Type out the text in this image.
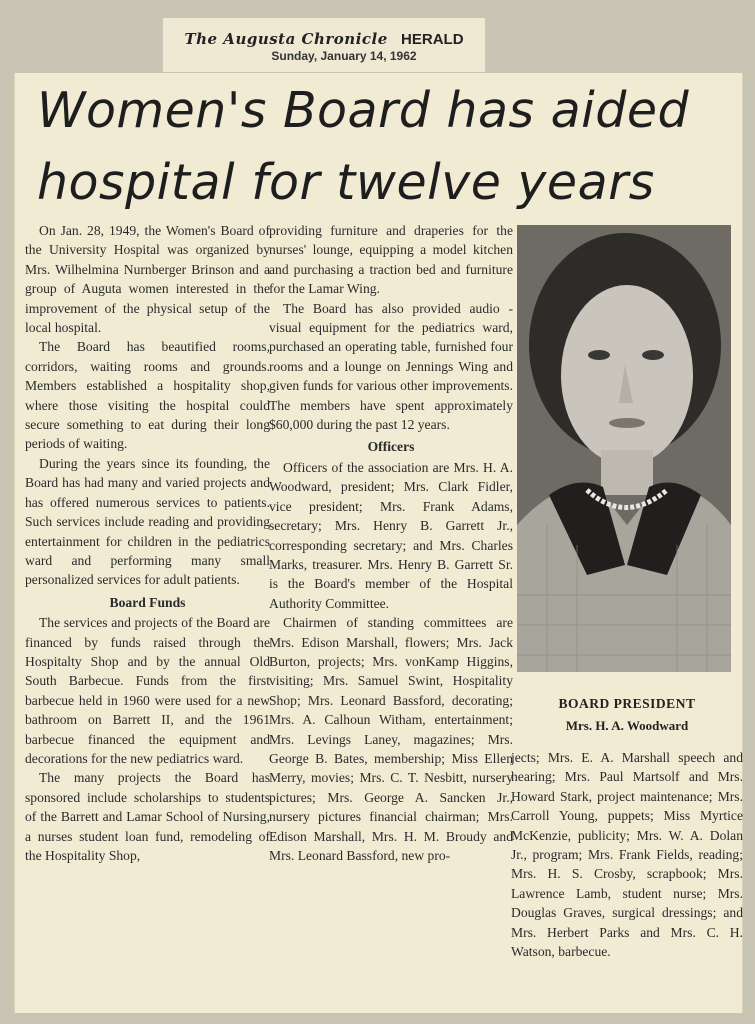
The Augusta Chronicle HERALD
Sunday, January 14, 1962
Women's Board has aided hospital for twelve years

On Jan. 28, 1949, the Women's Board of the University Hospital was organized by Mrs. Wilhelmina Nurnberger Brinson and a group of Auguta women interested in the improvement of the physical setup of the local hospital.

The Board has beautified rooms, corridors, waiting rooms and grounds. Members established a hospitality shop, where those visiting the hospital could secure something to eat during their long periods of waiting.

During the years since its founding, the Board has had many and varied projects and has offered numerous services to patients. Such services include reading and providing entertainment for children in the pediatrics ward and performing many small personalized services for adult patients.

Board Funds

The services and projects of the Board are financed by funds raised through the Hospitalty Shop and by the annual Old South Barbecue. Funds from the first barbecue held in 1960 were used for a new bathroom on Barrett II, and the 1961 barbecue financed the equipment and decorations for the new pediatrics ward.

The many projects the Board has sponsored include scholarships to students of the Barrett and Lamar School of Nursing, a nurses student loan fund, remodeling of the Hospitality Shop,

providing furniture and draperies for the nurses' lounge, equipping a model kitchen and purchasing a traction bed and furniture for the Lamar Wing.

The Board has also provided audio - visual equipment for the pediatrics ward, purchased an operating table, furnished four rooms and a lounge on Jennings Wing and given funds for various other improvements. The members have spent approximately $60,000 during the past 12 years.

Officers

Officers of the association are Mrs. H. A. Woodward, president; Mrs. Clark Fidler, vice president; Mrs. Frank Adams, secretary; Mrs. Henry B. Garrett Jr., corresponding secretary; and Mrs. Charles Marks, treasurer. Mrs. Henry B. Garrett Sr. is the Board's member of the Hospital Authority Committee.

Chairmen of standing committees are Mrs. Edison Marshall, flowers; Mrs. Jack Burton, projects; Mrs. vonKamp Higgins, visiting; Mrs. Samuel Swint, Hospitality Shop; Mrs. Leonard Bassford, decorating; Mrs. A. Calhoun Witham, entertainment; Mrs. Levings Laney, magazines; Mrs. George B. Bates, membership; Miss Ellen Merry, movies; Mrs. C. T. Nesbitt, nursery pictures; Mrs. George A. Sancken Jr., nursery pictures financial chairman; Mrs. Edison Marshall, Mrs. H. M. Broudy and Mrs. Leonard Bassford, new pro-

BOARD PRESIDENT
Mrs. H. A. Woodward

jects; Mrs. E. A. Marshall speech and hearing; Mrs. Paul Martsolf and Mrs. Howard Stark, project maintenance; Mrs. Carroll Young, puppets; Miss Myrtice McKenzie, publicity; Mrs. W. A. Dolan Jr., program; Mrs. Frank Fields, reading; Mrs. H. S. Crosby, scrapbook; Mrs. Lawrence Lamb, student nurse; Mrs. Douglas Graves, surgical dressings; and Mrs. Herbert Parks and Mrs. C. H. Watson, barbecue.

* * *

Work request
Quote all the lines above exactly as given. Do not include the pictures.

Answer for the task
Type out the text in this image.
The Augusta Chronicle HERALD
Sunday, January 14, 1962
Women's Board has aided hospital for twelve years

On Jan. 28, 1949, the Women's Board of the University Hospital was organized by Mrs. Wilhelmina Nurnberger Brinson and a group of Auguta women interested in the improvement of the physical setup of the local hospital.

The Board has beautified rooms, corridors, waiting rooms and grounds. Members established a hospitality shop, where those visiting the hospital could secure something to eat during their long periods of waiting.

During the years since its founding, the Board has had many and varied projects and has offered numerous services to patients. Such services include reading and providing entertainment for children in the pediatrics ward and performing many small personalized services for adult patients.

Board Funds

The services and projects of the Board are financed by funds raised through the Hospitalty Shop and by the annual Old South Barbecue. Funds from the first barbecue held in 1960 were used for a new bathroom on Barrett II, and the 1961 barbecue financed the equipment and decorations for the new pediatrics ward.

The many projects the Board has sponsored include scholarships to students of the Barrett and Lamar School of Nursing, a nurses student loan fund, remodeling of the Hospitality Shop,

providing furniture and draperies for the nurses' lounge, equipping a model kitchen and purchasing a traction bed and furniture for the Lamar Wing.

The Board has also provided audio - visual equipment for the pediatrics ward, purchased an operating table, furnished four rooms and a lounge on Jennings Wing and given funds for various other improvements. The members have spent approximately $60,000 during the past 12 years.

Officers

Officers of the association are Mrs. H. A. Woodward, president; Mrs. Clark Fidler, vice president; Mrs. Frank Adams, secretary; Mrs. Henry B. Garrett Jr., corresponding secretary; and Mrs. Charles Marks, treasurer. Mrs. Henry B. Garrett Sr. is the Board's member of the Hospital Authority Committee.

Chairmen of standing committees are Mrs. Edison Marshall, flowers; Mrs. Jack Burton, projects; Mrs. vonKamp Higgins, visiting; Mrs. Samuel Swint, Hospitality Shop; Mrs. Leonard Bassford, decorating; Mrs. A. Calhoun Witham, entertainment; Mrs. Levings Laney, magazines; Mrs. George B. Bates, membership; Miss Ellen Merry, movies; Mrs. C. T. Nesbitt, nursery pictures; Mrs. George A. Sancken Jr., nursery pictures financial chairman; Mrs. Edison Marshall, Mrs. H. M. Broudy and Mrs. Leonard Bassford, new pro-

BOARD PRESIDENT
Mrs. H. A. Woodward

jects; Mrs. E. A. Marshall speech and hearing; Mrs. Paul Martsolf and Mrs. Howard Stark, project maintenance; Mrs. Carroll Young, puppets; Miss Myrtice McKenzie, publicity; Mrs. W. A. Dolan Jr., program; Mrs. Frank Fields, reading; Mrs. H. S. Crosby, scrapbook; Mrs. Lawrence Lamb, student nurse; Mrs. Douglas Graves, surgical dressings; and Mrs. Herbert Parks and Mrs. C. H. Watson, barbecue.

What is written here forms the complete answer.